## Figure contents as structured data
● ● ● ● ●

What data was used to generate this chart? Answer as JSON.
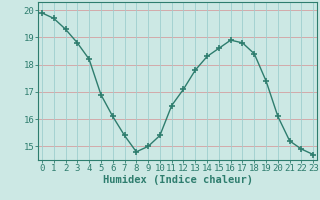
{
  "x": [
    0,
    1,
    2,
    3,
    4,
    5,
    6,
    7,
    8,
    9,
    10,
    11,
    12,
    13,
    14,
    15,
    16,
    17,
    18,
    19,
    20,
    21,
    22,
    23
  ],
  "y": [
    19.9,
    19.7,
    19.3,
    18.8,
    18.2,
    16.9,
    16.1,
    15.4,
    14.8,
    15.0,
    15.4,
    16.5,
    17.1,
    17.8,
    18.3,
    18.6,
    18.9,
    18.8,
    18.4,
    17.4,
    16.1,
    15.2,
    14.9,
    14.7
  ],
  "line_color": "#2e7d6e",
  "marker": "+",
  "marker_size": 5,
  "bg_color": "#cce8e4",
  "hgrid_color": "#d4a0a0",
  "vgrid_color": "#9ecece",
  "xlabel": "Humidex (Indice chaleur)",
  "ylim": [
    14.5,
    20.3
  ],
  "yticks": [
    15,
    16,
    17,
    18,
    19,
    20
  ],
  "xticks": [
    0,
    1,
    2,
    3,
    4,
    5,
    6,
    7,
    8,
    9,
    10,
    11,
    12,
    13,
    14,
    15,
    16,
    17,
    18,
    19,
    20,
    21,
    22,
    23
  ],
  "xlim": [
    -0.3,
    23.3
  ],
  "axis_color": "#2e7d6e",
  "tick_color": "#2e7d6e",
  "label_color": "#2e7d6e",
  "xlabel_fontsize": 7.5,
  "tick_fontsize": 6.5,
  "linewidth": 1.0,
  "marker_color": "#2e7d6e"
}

● ● ● ● ●

## What is being asked
Write every entry out again exactly, dropping the pictures.

## The output
What data was used to generate this chart? Answer as JSON.
{
  "x": [
    0,
    1,
    2,
    3,
    4,
    5,
    6,
    7,
    8,
    9,
    10,
    11,
    12,
    13,
    14,
    15,
    16,
    17,
    18,
    19,
    20,
    21,
    22,
    23
  ],
  "y": [
    19.9,
    19.7,
    19.3,
    18.8,
    18.2,
    16.9,
    16.1,
    15.4,
    14.8,
    15.0,
    15.4,
    16.5,
    17.1,
    17.8,
    18.3,
    18.6,
    18.9,
    18.8,
    18.4,
    17.4,
    16.1,
    15.2,
    14.9,
    14.7
  ],
  "line_color": "#2e7d6e",
  "marker": "+",
  "marker_size": 5,
  "bg_color": "#cce8e4",
  "hgrid_color": "#d4a0a0",
  "vgrid_color": "#9ecece",
  "xlabel": "Humidex (Indice chaleur)",
  "ylim": [
    14.5,
    20.3
  ],
  "yticks": [
    15,
    16,
    17,
    18,
    19,
    20
  ],
  "xticks": [
    0,
    1,
    2,
    3,
    4,
    5,
    6,
    7,
    8,
    9,
    10,
    11,
    12,
    13,
    14,
    15,
    16,
    17,
    18,
    19,
    20,
    21,
    22,
    23
  ],
  "xlim": [
    -0.3,
    23.3
  ],
  "axis_color": "#2e7d6e",
  "tick_color": "#2e7d6e",
  "label_color": "#2e7d6e",
  "xlabel_fontsize": 7.5,
  "tick_fontsize": 6.5,
  "linewidth": 1.0,
  "marker_color": "#2e7d6e"
}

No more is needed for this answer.